Print out the entries below with no edits.

— BEGIN DATASET RECORDS —

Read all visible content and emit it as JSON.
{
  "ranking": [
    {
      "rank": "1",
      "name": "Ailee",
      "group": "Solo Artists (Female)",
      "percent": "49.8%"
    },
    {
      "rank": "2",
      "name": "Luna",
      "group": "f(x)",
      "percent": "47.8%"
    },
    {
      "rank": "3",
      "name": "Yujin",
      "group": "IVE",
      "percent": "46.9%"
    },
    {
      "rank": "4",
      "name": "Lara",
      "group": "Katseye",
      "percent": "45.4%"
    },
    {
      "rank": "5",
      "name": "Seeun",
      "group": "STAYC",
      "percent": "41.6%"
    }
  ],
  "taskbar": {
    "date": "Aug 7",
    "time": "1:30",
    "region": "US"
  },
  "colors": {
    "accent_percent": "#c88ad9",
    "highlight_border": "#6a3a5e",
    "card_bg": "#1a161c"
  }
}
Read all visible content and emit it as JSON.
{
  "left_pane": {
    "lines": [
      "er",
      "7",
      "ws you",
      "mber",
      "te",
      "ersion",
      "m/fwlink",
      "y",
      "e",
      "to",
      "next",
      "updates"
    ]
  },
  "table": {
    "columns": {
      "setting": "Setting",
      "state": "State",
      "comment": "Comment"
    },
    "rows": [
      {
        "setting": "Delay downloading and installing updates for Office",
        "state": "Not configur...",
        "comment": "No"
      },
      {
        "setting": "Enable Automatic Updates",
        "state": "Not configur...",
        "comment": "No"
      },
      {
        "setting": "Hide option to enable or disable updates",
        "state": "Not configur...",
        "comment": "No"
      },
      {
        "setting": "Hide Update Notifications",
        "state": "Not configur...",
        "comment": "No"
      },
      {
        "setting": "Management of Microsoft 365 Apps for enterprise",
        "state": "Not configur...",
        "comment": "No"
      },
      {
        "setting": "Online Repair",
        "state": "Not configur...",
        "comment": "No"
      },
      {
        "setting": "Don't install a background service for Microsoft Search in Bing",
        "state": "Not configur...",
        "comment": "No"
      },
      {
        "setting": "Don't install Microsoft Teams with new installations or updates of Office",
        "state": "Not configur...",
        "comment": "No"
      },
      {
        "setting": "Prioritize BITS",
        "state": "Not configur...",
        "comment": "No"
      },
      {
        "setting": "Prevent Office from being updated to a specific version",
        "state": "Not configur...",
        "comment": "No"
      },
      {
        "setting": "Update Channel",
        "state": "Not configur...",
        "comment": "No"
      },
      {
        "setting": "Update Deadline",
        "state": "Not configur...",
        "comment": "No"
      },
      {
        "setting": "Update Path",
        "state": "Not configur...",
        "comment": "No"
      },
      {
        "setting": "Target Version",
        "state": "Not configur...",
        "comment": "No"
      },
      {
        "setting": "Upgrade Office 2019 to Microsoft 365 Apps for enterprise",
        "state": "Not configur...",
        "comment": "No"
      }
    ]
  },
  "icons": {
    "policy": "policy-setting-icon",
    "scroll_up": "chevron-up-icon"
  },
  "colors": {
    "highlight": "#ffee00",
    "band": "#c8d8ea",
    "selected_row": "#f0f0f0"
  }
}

— END DATASET RECORDS —

OUTPUT OF THE EXERCISE:
Read all visible content and emit it as JSON.
{
  "ranking": [
    {
      "rank": "1",
      "name": "Ailee",
      "group": "Solo Artists (Female)",
      "percent": "49.8%"
    },
    {
      "rank": "2",
      "name": "Luna",
      "group": "f(x)",
      "percent": "47.8%"
    },
    {
      "rank": "3",
      "name": "Yujin",
      "group": "IVE",
      "percent": "46.9%"
    },
    {
      "rank": "4",
      "name": "Lara",
      "group": "Katseye",
      "percent": "45.4%"
    },
    {
      "rank": "5",
      "name": "Seeun",
      "group": "STAYC",
      "percent": "41.6%"
    }
  ],
  "taskbar": {
    "date": "Aug 7",
    "time": "1:30",
    "region": "US"
  },
  "colors": {
    "accent_percent": "#c88ad9",
    "highlight_border": "#6a3a5e",
    "card_bg": "#1a161c"
  }
}
Read all visible content and emit it as JSON.
{
  "left_pane": {
    "lines": [
      "er",
      "7",
      "ws you",
      "mber",
      "te",
      "ersion",
      "m/fwlink",
      "y",
      "e",
      "to",
      "next",
      "updates"
    ]
  },
  "table": {
    "columns": {
      "setting": "Setting",
      "state": "State",
      "comment": "Comment"
    },
    "rows": [
      {
        "setting": "Delay downloading and installing updates for Office",
        "state": "Not configur...",
        "comment": "No"
      },
      {
        "setting": "Enable Automatic Updates",
        "state": "Not configur...",
        "comment": "No"
      },
      {
        "setting": "Hide option to enable or disable updates",
        "state": "Not configur...",
        "comment": "No"
      },
      {
        "setting": "Hide Update Notifications",
        "state": "Not configur...",
        "comment": "No"
      },
      {
        "setting": "Management of Microsoft 365 Apps for enterprise",
        "state": "Not configur...",
        "comment": "No"
      },
      {
        "setting": "Online Repair",
        "state": "Not configur...",
        "comment": "No"
      },
      {
        "setting": "Don't install a background service for Microsoft Search in Bing",
        "state": "Not configur...",
        "comment": "No"
      },
      {
        "setting": "Don't install Microsoft Teams with new installations or updates of Office",
        "state": "Not configur...",
        "comment": "No"
      },
      {
        "setting": "Prioritize BITS",
        "state": "Not configur...",
        "comment": "No"
      },
      {
        "setting": "Prevent Office from being updated to a specific version",
        "state": "Not configur...",
        "comment": "No"
      },
      {
        "setting": "Update Channel",
        "state": "Not configur...",
        "comment": "No"
      },
      {
        "setting": "Update Deadline",
        "state": "Not configur...",
        "comment": "No"
      },
      {
        "setting": "Update Path",
        "state": "Not configur...",
        "comment": "No"
      },
      {
        "setting": "Target Version",
        "state": "Not configur...",
        "comment": "No"
      },
      {
        "setting": "Upgrade Office 2019 to Microsoft 365 Apps for enterprise",
        "state": "Not configur...",
        "comment": "No"
      }
    ]
  },
  "icons": {
    "policy": "policy-setting-icon",
    "scroll_up": "chevron-up-icon"
  },
  "colors": {
    "highlight": "#ffee00",
    "band": "#c8d8ea",
    "selected_row": "#f0f0f0"
  }
}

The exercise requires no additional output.